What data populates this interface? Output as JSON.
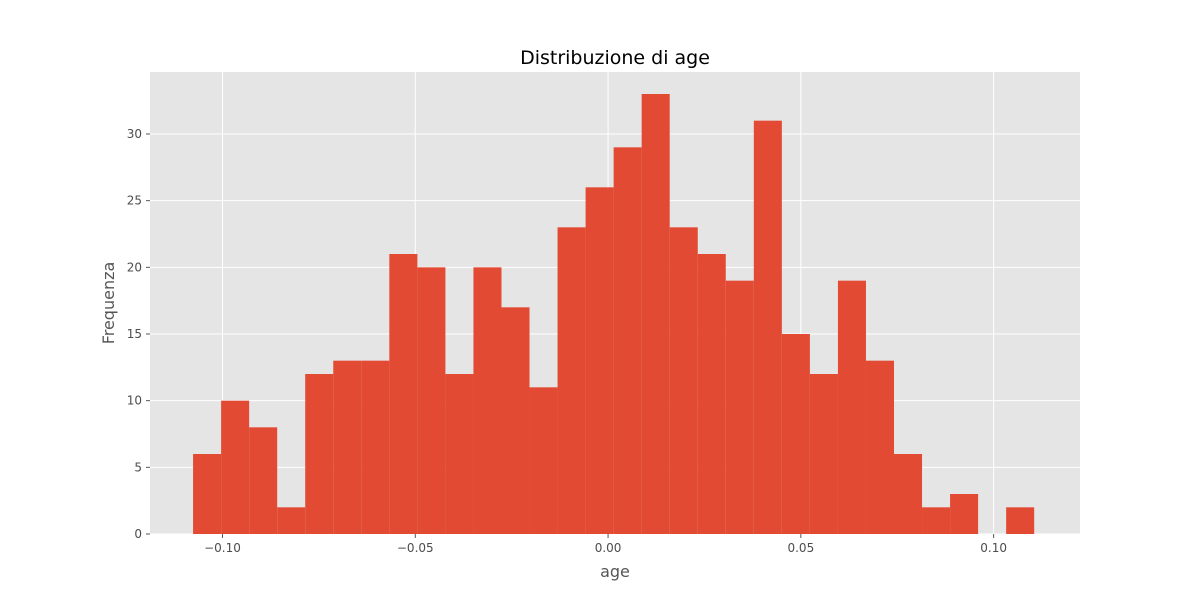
{
  "chart_data": {
    "type": "bar",
    "title": "Distribuzione di age",
    "xlabel": "age",
    "ylabel": "Frequenza",
    "xlim": [
      -0.1188,
      0.1224
    ],
    "ylim": [
      0,
      34.65
    ],
    "x_ticks": [
      -0.1,
      -0.05,
      0.0,
      0.05,
      0.1
    ],
    "x_tick_labels": [
      "−0.10",
      "−0.05",
      "0.00",
      "0.05",
      "0.10"
    ],
    "y_ticks": [
      0,
      5,
      10,
      15,
      20,
      25,
      30
    ],
    "y_tick_labels": [
      "0",
      "5",
      "10",
      "15",
      "20",
      "25",
      "30"
    ],
    "grid": true,
    "bar_color": "#E24A33",
    "background_color": "#E5E5E5",
    "grid_color": "#FFFFFF",
    "bin_edges": [
      -0.107627,
      -0.100356,
      -0.093084,
      -0.085813,
      -0.078541,
      -0.07127,
      -0.063998,
      -0.056727,
      -0.049455,
      -0.042184,
      -0.034912,
      -0.027641,
      -0.020369,
      -0.013098,
      -0.005826,
      0.001445,
      0.008716,
      0.015988,
      0.023259,
      0.030531,
      0.037802,
      0.045074,
      0.052345,
      0.059617,
      0.066888,
      0.07416,
      0.081431,
      0.088703,
      0.095974,
      0.103246,
      0.110517
    ],
    "values": [
      6,
      10,
      8,
      2,
      12,
      13,
      13,
      21,
      20,
      12,
      20,
      17,
      11,
      23,
      26,
      29,
      33,
      23,
      21,
      19,
      31,
      15,
      12,
      19,
      13,
      6,
      2,
      3,
      0,
      2
    ]
  }
}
= = = = = = =
## SHORT TASK:
Restate the listing above word for word, and skip the pictures.

## CORRECT OUTPUT:
What data populates this interface? Output as JSON.
{
  "chart_data": {
    "type": "bar",
    "title": "Distribuzione di age",
    "xlabel": "age",
    "ylabel": "Frequenza",
    "xlim": [
      -0.1188,
      0.1224
    ],
    "ylim": [
      0,
      34.65
    ],
    "x_ticks": [
      -0.1,
      -0.05,
      0.0,
      0.05,
      0.1
    ],
    "x_tick_labels": [
      "−0.10",
      "−0.05",
      "0.00",
      "0.05",
      "0.10"
    ],
    "y_ticks": [
      0,
      5,
      10,
      15,
      20,
      25,
      30
    ],
    "y_tick_labels": [
      "0",
      "5",
      "10",
      "15",
      "20",
      "25",
      "30"
    ],
    "grid": true,
    "bar_color": "#E24A33",
    "background_color": "#E5E5E5",
    "grid_color": "#FFFFFF",
    "bin_edges": [
      -0.107627,
      -0.100356,
      -0.093084,
      -0.085813,
      -0.078541,
      -0.07127,
      -0.063998,
      -0.056727,
      -0.049455,
      -0.042184,
      -0.034912,
      -0.027641,
      -0.020369,
      -0.013098,
      -0.005826,
      0.001445,
      0.008716,
      0.015988,
      0.023259,
      0.030531,
      0.037802,
      0.045074,
      0.052345,
      0.059617,
      0.066888,
      0.07416,
      0.081431,
      0.088703,
      0.095974,
      0.103246,
      0.110517
    ],
    "values": [
      6,
      10,
      8,
      2,
      12,
      13,
      13,
      21,
      20,
      12,
      20,
      17,
      11,
      23,
      26,
      29,
      33,
      23,
      21,
      19,
      31,
      15,
      12,
      19,
      13,
      6,
      2,
      3,
      0,
      2
    ]
  }
}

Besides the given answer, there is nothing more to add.